◆ **Data records**
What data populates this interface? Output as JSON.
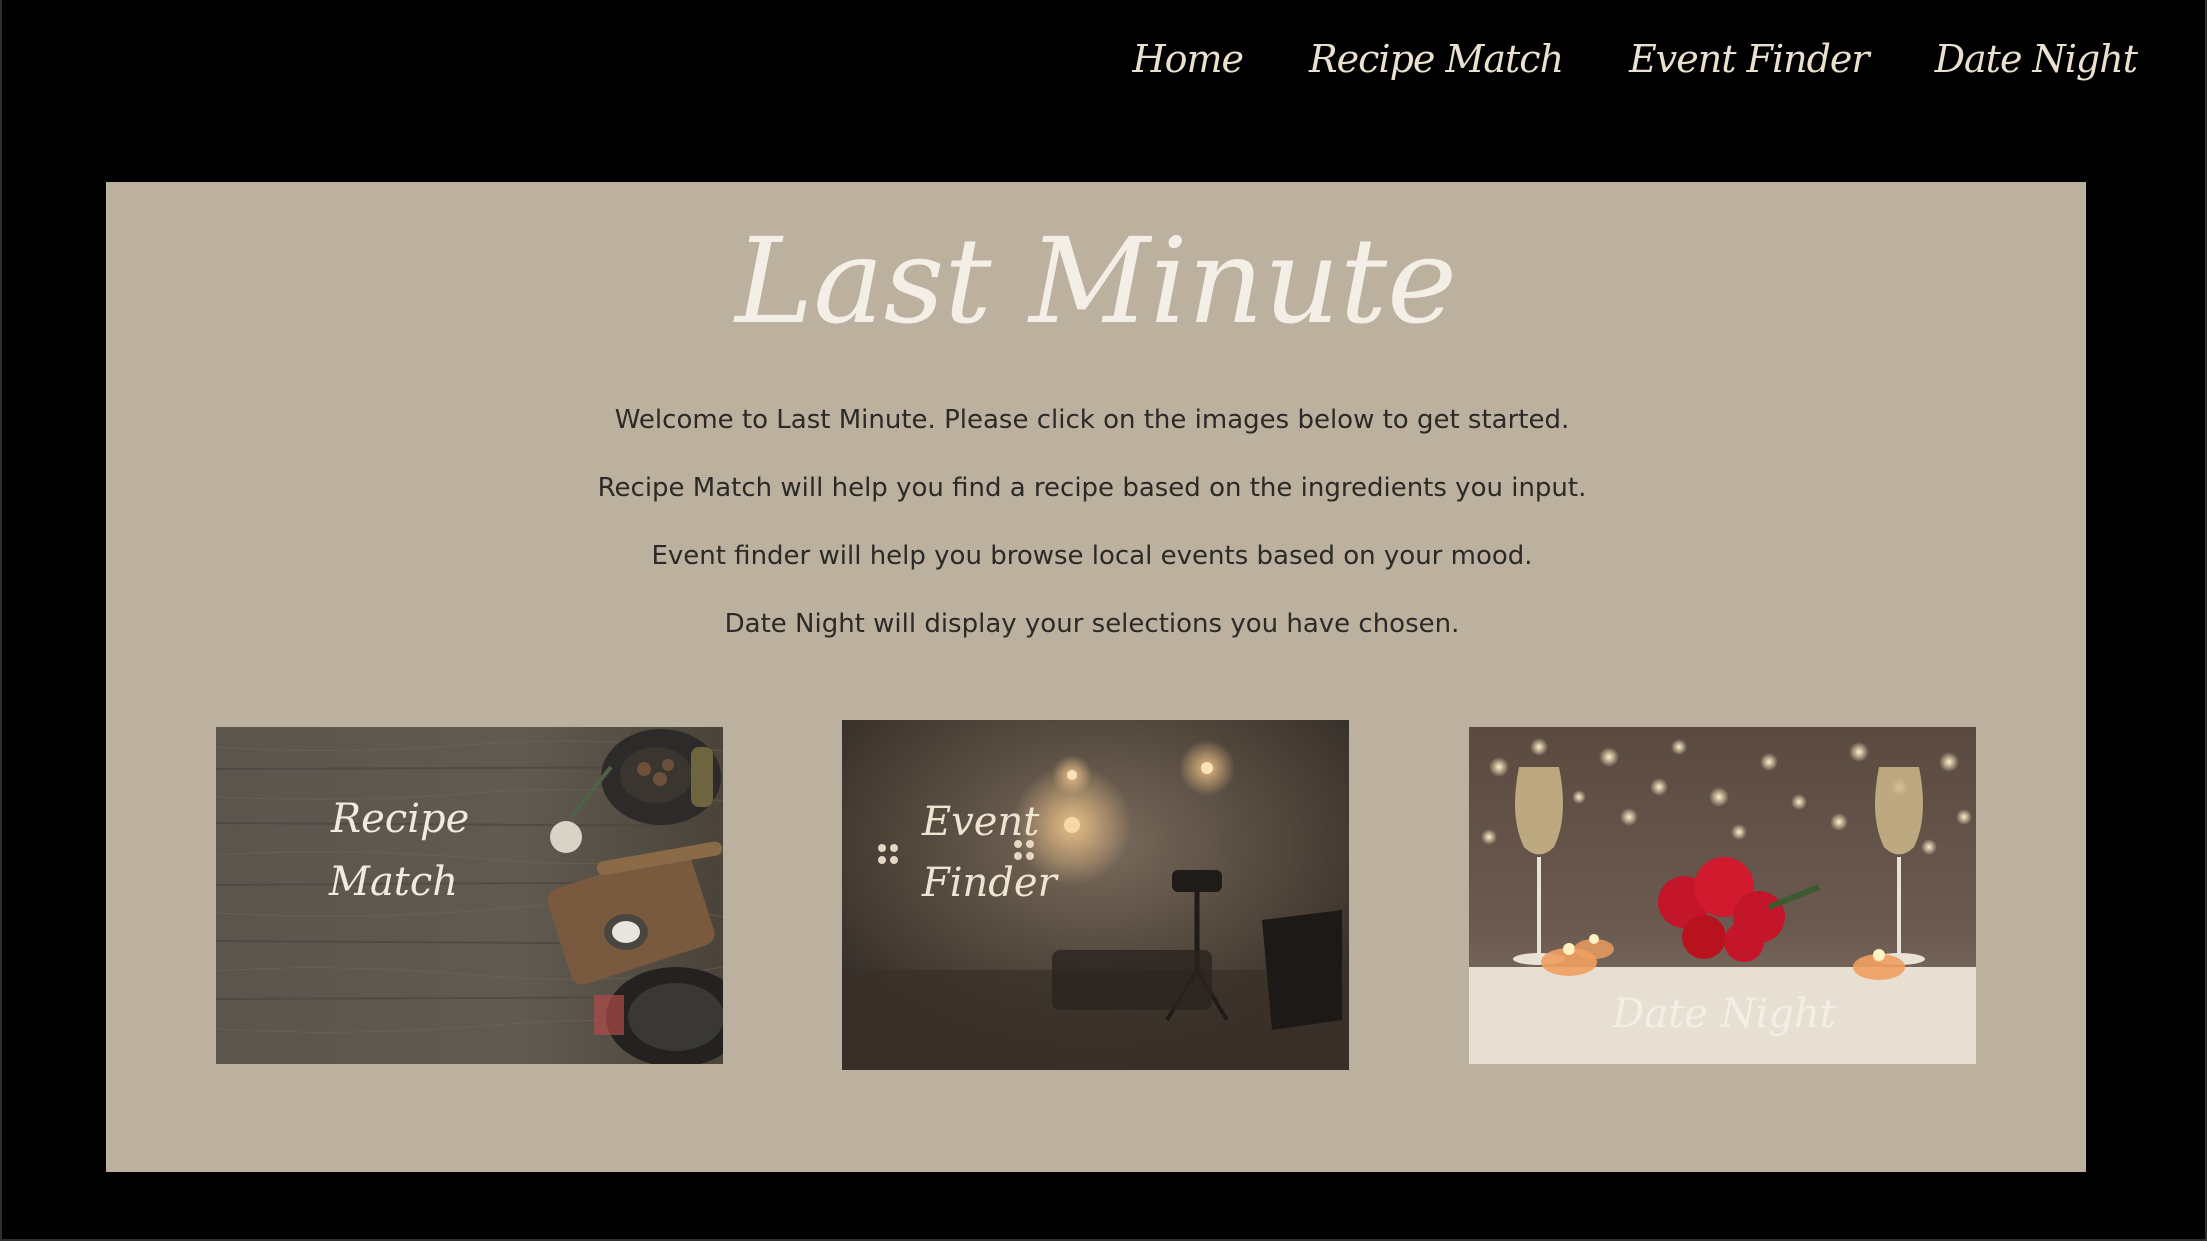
{
  "nav": {
    "items": [
      {
        "label": "Home"
      },
      {
        "label": "Recipe Match"
      },
      {
        "label": "Event Finder"
      },
      {
        "label": "Date Night"
      }
    ]
  },
  "logo": {
    "text": "Last Minute"
  },
  "intro": {
    "lines": [
      "Welcome to Last Minute. Please click on the images below to get started.",
      "Recipe Match will help you find a recipe based on the ingredients you input.",
      "Event finder will help you browse local events based on your mood.",
      "Date Night will display your selections you have chosen."
    ]
  },
  "cards": [
    {
      "label_line1": "Recipe",
      "label_line2": "Match"
    },
    {
      "label_line1": "Event",
      "label_line2": "Finder"
    },
    {
      "label": "Date Night"
    }
  ],
  "colors": {
    "page_background": "#000000",
    "panel_background": "#bcb09f",
    "nav_text": "#e9e0cf",
    "body_text": "#2c2a27",
    "logo_text": "#f4efe6"
  }
}
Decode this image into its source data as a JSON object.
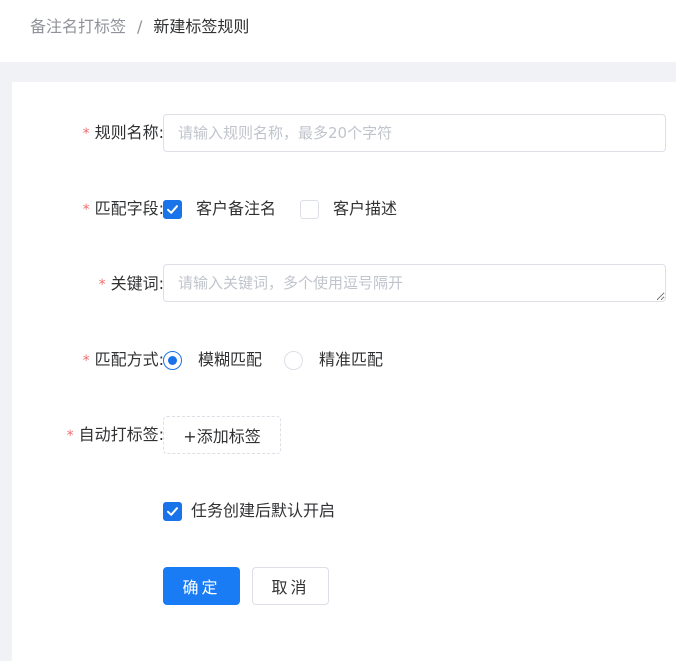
{
  "breadcrumb": {
    "parent": "备注名打标签",
    "separator": "/",
    "current": "新建标签规则"
  },
  "form": {
    "required_mark": "*",
    "rule_name": {
      "label": "规则名称:",
      "value": "",
      "placeholder": "请输入规则名称，最多20个字符"
    },
    "match_field": {
      "label": "匹配字段:",
      "options": [
        {
          "label": "客户备注名",
          "checked": true
        },
        {
          "label": "客户描述",
          "checked": false
        }
      ]
    },
    "keywords": {
      "label": "关键词:",
      "value": "",
      "placeholder": "请输入关键词，多个使用逗号隔开"
    },
    "match_mode": {
      "label": "匹配方式:",
      "options": [
        {
          "label": "模糊匹配",
          "selected": true
        },
        {
          "label": "精准匹配",
          "selected": false
        }
      ]
    },
    "auto_tag": {
      "label": "自动打标签:",
      "add_button": "+添加标签"
    },
    "default_enable": {
      "label": "任务创建后默认开启",
      "checked": true
    },
    "confirm_button": "确定",
    "cancel_button": "取消"
  },
  "colors": {
    "primary": "#1a7cf5",
    "required": "#f56c6c",
    "placeholder": "#c0c4cc",
    "border": "#dcdfe6"
  }
}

◆ **EXERCISE REQUIREMENTS**
Repeat the material above verbatim, with no pictures in the output.

◆ **ANSWER**
What data populates this interface? Output as JSON.
{
  "nav": {
    "items": [
      {
        "label": "Home"
      },
      {
        "label": "Recipe Match"
      },
      {
        "label": "Event Finder"
      },
      {
        "label": "Date Night"
      }
    ]
  },
  "logo": {
    "text": "Last Minute"
  },
  "intro": {
    "lines": [
      "Welcome to Last Minute. Please click on the images below to get started.",
      "Recipe Match will help you find a recipe based on the ingredients you input.",
      "Event finder will help you browse local events based on your mood.",
      "Date Night will display your selections you have chosen."
    ]
  },
  "cards": [
    {
      "label_line1": "Recipe",
      "label_line2": "Match"
    },
    {
      "label_line1": "Event",
      "label_line2": "Finder"
    },
    {
      "label": "Date Night"
    }
  ],
  "colors": {
    "page_background": "#000000",
    "panel_background": "#bcb09f",
    "nav_text": "#e9e0cf",
    "body_text": "#2c2a27",
    "logo_text": "#f4efe6"
  }
}
Decode this image into its source data as a JSON object.
{
  "breadcrumb": {
    "parent": "备注名打标签",
    "separator": "/",
    "current": "新建标签规则"
  },
  "form": {
    "required_mark": "*",
    "rule_name": {
      "label": "规则名称:",
      "value": "",
      "placeholder": "请输入规则名称，最多20个字符"
    },
    "match_field": {
      "label": "匹配字段:",
      "options": [
        {
          "label": "客户备注名",
          "checked": true
        },
        {
          "label": "客户描述",
          "checked": false
        }
      ]
    },
    "keywords": {
      "label": "关键词:",
      "value": "",
      "placeholder": "请输入关键词，多个使用逗号隔开"
    },
    "match_mode": {
      "label": "匹配方式:",
      "options": [
        {
          "label": "模糊匹配",
          "selected": true
        },
        {
          "label": "精准匹配",
          "selected": false
        }
      ]
    },
    "auto_tag": {
      "label": "自动打标签:",
      "add_button": "+添加标签"
    },
    "default_enable": {
      "label": "任务创建后默认开启",
      "checked": true
    },
    "confirm_button": "确定",
    "cancel_button": "取消"
  },
  "colors": {
    "primary": "#1a7cf5",
    "required": "#f56c6c",
    "placeholder": "#c0c4cc",
    "border": "#dcdfe6"
  }
}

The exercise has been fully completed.